» **Exercise aim**: Write out all the material exactly. Leave nothing out.

----

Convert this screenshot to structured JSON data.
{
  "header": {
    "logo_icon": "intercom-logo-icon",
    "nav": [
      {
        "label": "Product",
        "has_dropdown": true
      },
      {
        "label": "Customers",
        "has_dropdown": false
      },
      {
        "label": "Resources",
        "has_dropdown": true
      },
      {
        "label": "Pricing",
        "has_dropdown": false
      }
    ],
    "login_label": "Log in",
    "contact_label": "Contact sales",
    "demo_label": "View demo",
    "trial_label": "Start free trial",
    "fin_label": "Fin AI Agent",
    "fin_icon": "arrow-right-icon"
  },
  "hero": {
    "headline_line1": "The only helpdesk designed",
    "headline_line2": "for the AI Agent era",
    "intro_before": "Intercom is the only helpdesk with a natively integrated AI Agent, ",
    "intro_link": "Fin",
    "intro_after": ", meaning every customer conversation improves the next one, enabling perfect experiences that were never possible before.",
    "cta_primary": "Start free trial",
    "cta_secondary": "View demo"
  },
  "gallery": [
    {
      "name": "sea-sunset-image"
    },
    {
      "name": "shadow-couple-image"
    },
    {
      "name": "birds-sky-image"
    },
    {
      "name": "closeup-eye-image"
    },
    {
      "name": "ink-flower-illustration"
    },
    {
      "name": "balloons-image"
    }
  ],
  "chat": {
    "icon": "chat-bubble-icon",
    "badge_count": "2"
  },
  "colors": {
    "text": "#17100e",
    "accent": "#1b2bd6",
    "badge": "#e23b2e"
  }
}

----

» **Response below**:
Convert this screenshot to structured JSON data.
{
  "header": {
    "logo_icon": "intercom-logo-icon",
    "nav": [
      {
        "label": "Product",
        "has_dropdown": true
      },
      {
        "label": "Customers",
        "has_dropdown": false
      },
      {
        "label": "Resources",
        "has_dropdown": true
      },
      {
        "label": "Pricing",
        "has_dropdown": false
      }
    ],
    "login_label": "Log in",
    "contact_label": "Contact sales",
    "demo_label": "View demo",
    "trial_label": "Start free trial",
    "fin_label": "Fin AI Agent",
    "fin_icon": "arrow-right-icon"
  },
  "hero": {
    "headline_line1": "The only helpdesk designed",
    "headline_line2": "for the AI Agent era",
    "intro_before": "Intercom is the only helpdesk with a natively integrated AI Agent, ",
    "intro_link": "Fin",
    "intro_after": ", meaning every customer conversation improves the next one, enabling perfect experiences that were never possible before.",
    "cta_primary": "Start free trial",
    "cta_secondary": "View demo"
  },
  "gallery": [
    {
      "name": "sea-sunset-image"
    },
    {
      "name": "shadow-couple-image"
    },
    {
      "name": "birds-sky-image"
    },
    {
      "name": "closeup-eye-image"
    },
    {
      "name": "ink-flower-illustration"
    },
    {
      "name": "balloons-image"
    }
  ],
  "chat": {
    "icon": "chat-bubble-icon",
    "badge_count": "2"
  },
  "colors": {
    "text": "#17100e",
    "accent": "#1b2bd6",
    "badge": "#e23b2e"
  }
}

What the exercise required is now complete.